* Exercise *
Repeat all of the material below exactly as written, images excluded.

++++ Material provided

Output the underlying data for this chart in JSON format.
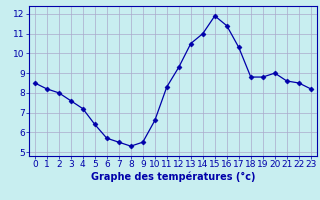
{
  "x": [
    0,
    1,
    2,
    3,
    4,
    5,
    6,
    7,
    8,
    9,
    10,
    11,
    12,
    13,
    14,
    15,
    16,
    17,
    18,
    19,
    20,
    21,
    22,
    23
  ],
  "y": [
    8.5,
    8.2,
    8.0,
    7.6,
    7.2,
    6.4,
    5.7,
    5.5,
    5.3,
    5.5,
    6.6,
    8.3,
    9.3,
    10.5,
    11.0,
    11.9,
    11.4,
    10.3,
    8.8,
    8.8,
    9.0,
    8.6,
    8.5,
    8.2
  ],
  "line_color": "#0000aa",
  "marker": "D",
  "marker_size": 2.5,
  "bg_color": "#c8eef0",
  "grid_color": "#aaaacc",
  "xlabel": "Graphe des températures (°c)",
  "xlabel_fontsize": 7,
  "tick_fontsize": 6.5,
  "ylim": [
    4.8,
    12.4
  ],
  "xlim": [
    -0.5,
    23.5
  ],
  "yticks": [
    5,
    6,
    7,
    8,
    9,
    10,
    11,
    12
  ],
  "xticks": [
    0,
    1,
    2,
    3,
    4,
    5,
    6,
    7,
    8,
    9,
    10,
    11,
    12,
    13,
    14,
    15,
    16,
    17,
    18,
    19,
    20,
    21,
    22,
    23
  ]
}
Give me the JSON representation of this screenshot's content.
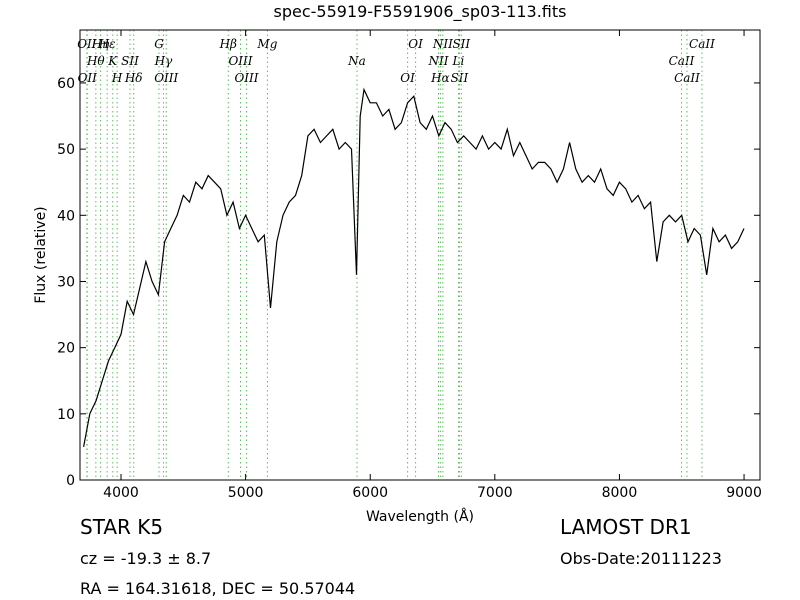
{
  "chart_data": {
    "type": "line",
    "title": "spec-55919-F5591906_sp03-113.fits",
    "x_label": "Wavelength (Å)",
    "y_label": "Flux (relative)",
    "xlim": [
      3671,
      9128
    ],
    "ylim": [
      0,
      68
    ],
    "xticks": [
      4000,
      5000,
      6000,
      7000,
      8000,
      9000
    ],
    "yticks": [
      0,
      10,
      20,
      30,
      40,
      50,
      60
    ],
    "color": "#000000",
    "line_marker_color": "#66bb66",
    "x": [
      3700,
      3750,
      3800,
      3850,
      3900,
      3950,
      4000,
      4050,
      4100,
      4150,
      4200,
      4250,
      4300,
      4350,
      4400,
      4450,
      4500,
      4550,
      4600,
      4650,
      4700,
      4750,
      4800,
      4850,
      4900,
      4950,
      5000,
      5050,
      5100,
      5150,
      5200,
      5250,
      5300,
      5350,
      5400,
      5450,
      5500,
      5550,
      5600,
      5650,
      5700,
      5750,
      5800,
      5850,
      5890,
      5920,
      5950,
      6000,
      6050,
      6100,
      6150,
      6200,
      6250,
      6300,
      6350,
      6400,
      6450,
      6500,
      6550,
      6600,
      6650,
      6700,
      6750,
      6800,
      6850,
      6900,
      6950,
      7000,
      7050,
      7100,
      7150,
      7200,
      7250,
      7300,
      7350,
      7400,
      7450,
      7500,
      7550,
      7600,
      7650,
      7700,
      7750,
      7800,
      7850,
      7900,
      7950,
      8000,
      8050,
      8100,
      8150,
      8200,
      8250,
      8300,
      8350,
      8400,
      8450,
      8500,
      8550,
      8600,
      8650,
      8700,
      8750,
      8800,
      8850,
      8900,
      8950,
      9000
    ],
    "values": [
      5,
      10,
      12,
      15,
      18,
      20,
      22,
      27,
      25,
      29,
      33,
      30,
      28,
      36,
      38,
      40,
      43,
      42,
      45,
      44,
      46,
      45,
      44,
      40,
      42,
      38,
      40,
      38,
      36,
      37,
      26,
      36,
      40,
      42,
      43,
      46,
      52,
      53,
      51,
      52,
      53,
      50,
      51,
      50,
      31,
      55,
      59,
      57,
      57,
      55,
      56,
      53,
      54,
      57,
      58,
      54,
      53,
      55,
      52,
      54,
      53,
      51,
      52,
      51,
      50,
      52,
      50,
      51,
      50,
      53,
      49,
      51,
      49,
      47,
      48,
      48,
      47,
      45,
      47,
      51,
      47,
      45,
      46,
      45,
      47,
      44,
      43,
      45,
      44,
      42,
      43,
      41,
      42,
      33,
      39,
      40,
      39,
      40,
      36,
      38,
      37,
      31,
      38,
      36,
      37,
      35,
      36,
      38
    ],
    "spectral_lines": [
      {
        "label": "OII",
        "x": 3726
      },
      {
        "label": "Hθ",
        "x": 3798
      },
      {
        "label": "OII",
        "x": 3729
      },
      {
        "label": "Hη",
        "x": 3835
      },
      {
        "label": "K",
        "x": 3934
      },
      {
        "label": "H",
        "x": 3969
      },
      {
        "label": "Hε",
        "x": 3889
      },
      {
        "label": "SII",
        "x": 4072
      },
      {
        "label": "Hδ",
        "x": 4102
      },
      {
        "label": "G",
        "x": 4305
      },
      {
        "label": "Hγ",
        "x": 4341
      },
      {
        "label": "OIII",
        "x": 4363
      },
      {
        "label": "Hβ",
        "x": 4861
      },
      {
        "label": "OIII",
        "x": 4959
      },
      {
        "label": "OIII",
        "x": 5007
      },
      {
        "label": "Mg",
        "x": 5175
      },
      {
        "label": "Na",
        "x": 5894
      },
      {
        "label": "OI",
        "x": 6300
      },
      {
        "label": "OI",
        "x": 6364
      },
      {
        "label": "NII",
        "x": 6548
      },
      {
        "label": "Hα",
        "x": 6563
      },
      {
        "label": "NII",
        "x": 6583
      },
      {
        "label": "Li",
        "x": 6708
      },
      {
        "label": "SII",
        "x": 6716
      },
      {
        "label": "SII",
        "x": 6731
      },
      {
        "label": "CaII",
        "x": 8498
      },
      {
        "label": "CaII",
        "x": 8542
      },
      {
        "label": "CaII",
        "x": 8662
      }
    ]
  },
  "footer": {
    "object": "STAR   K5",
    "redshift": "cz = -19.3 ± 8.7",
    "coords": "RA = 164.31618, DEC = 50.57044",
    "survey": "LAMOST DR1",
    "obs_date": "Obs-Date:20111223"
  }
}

++++++++

* Result for this task *
Output the underlying data for this chart in JSON format.
{
  "x": [
    0,
    1,
    2,
    3,
    4,
    5,
    6,
    7,
    8,
    9,
    10,
    11,
    12,
    13,
    14,
    15,
    16,
    17,
    18,
    19,
    20,
    21,
    22,
    23
  ],
  "y": [
    8.5,
    8.2,
    8.0,
    7.6,
    7.2,
    6.4,
    5.7,
    5.5,
    5.3,
    5.5,
    6.6,
    8.3,
    9.3,
    10.5,
    11.0,
    11.9,
    11.4,
    10.3,
    8.8,
    8.8,
    9.0,
    8.6,
    8.5,
    8.2
  ],
  "line_color": "#0000aa",
  "marker": "D",
  "marker_size": 2.5,
  "bg_color": "#c8eef0",
  "grid_color": "#aaaacc",
  "xlabel": "Graphe des températures (°c)",
  "xlabel_fontsize": 7,
  "tick_fontsize": 6.5,
  "ylim": [
    4.8,
    12.4
  ],
  "xlim": [
    -0.5,
    23.5
  ],
  "yticks": [
    5,
    6,
    7,
    8,
    9,
    10,
    11,
    12
  ],
  "xticks": [
    0,
    1,
    2,
    3,
    4,
    5,
    6,
    7,
    8,
    9,
    10,
    11,
    12,
    13,
    14,
    15,
    16,
    17,
    18,
    19,
    20,
    21,
    22,
    23
  ]
}
Give me the JSON representation of this screenshot's content.
{
  "chart_data": {
    "type": "line",
    "title": "spec-55919-F5591906_sp03-113.fits",
    "x_label": "Wavelength (Å)",
    "y_label": "Flux (relative)",
    "xlim": [
      3671,
      9128
    ],
    "ylim": [
      0,
      68
    ],
    "xticks": [
      4000,
      5000,
      6000,
      7000,
      8000,
      9000
    ],
    "yticks": [
      0,
      10,
      20,
      30,
      40,
      50,
      60
    ],
    "color": "#000000",
    "line_marker_color": "#66bb66",
    "x": [
      3700,
      3750,
      3800,
      3850,
      3900,
      3950,
      4000,
      4050,
      4100,
      4150,
      4200,
      4250,
      4300,
      4350,
      4400,
      4450,
      4500,
      4550,
      4600,
      4650,
      4700,
      4750,
      4800,
      4850,
      4900,
      4950,
      5000,
      5050,
      5100,
      5150,
      5200,
      5250,
      5300,
      5350,
      5400,
      5450,
      5500,
      5550,
      5600,
      5650,
      5700,
      5750,
      5800,
      5850,
      5890,
      5920,
      5950,
      6000,
      6050,
      6100,
      6150,
      6200,
      6250,
      6300,
      6350,
      6400,
      6450,
      6500,
      6550,
      6600,
      6650,
      6700,
      6750,
      6800,
      6850,
      6900,
      6950,
      7000,
      7050,
      7100,
      7150,
      7200,
      7250,
      7300,
      7350,
      7400,
      7450,
      7500,
      7550,
      7600,
      7650,
      7700,
      7750,
      7800,
      7850,
      7900,
      7950,
      8000,
      8050,
      8100,
      8150,
      8200,
      8250,
      8300,
      8350,
      8400,
      8450,
      8500,
      8550,
      8600,
      8650,
      8700,
      8750,
      8800,
      8850,
      8900,
      8950,
      9000
    ],
    "values": [
      5,
      10,
      12,
      15,
      18,
      20,
      22,
      27,
      25,
      29,
      33,
      30,
      28,
      36,
      38,
      40,
      43,
      42,
      45,
      44,
      46,
      45,
      44,
      40,
      42,
      38,
      40,
      38,
      36,
      37,
      26,
      36,
      40,
      42,
      43,
      46,
      52,
      53,
      51,
      52,
      53,
      50,
      51,
      50,
      31,
      55,
      59,
      57,
      57,
      55,
      56,
      53,
      54,
      57,
      58,
      54,
      53,
      55,
      52,
      54,
      53,
      51,
      52,
      51,
      50,
      52,
      50,
      51,
      50,
      53,
      49,
      51,
      49,
      47,
      48,
      48,
      47,
      45,
      47,
      51,
      47,
      45,
      46,
      45,
      47,
      44,
      43,
      45,
      44,
      42,
      43,
      41,
      42,
      33,
      39,
      40,
      39,
      40,
      36,
      38,
      37,
      31,
      38,
      36,
      37,
      35,
      36,
      38
    ],
    "spectral_lines": [
      {
        "label": "OII",
        "x": 3726
      },
      {
        "label": "Hθ",
        "x": 3798
      },
      {
        "label": "OII",
        "x": 3729
      },
      {
        "label": "Hη",
        "x": 3835
      },
      {
        "label": "K",
        "x": 3934
      },
      {
        "label": "H",
        "x": 3969
      },
      {
        "label": "Hε",
        "x": 3889
      },
      {
        "label": "SII",
        "x": 4072
      },
      {
        "label": "Hδ",
        "x": 4102
      },
      {
        "label": "G",
        "x": 4305
      },
      {
        "label": "Hγ",
        "x": 4341
      },
      {
        "label": "OIII",
        "x": 4363
      },
      {
        "label": "Hβ",
        "x": 4861
      },
      {
        "label": "OIII",
        "x": 4959
      },
      {
        "label": "OIII",
        "x": 5007
      },
      {
        "label": "Mg",
        "x": 5175
      },
      {
        "label": "Na",
        "x": 5894
      },
      {
        "label": "OI",
        "x": 6300
      },
      {
        "label": "OI",
        "x": 6364
      },
      {
        "label": "NII",
        "x": 6548
      },
      {
        "label": "Hα",
        "x": 6563
      },
      {
        "label": "NII",
        "x": 6583
      },
      {
        "label": "Li",
        "x": 6708
      },
      {
        "label": "SII",
        "x": 6716
      },
      {
        "label": "SII",
        "x": 6731
      },
      {
        "label": "CaII",
        "x": 8498
      },
      {
        "label": "CaII",
        "x": 8542
      },
      {
        "label": "CaII",
        "x": 8662
      }
    ]
  },
  "footer": {
    "object": "STAR   K5",
    "redshift": "cz = -19.3 ± 8.7",
    "coords": "RA = 164.31618, DEC = 50.57044",
    "survey": "LAMOST DR1",
    "obs_date": "Obs-Date:20111223"
  }
}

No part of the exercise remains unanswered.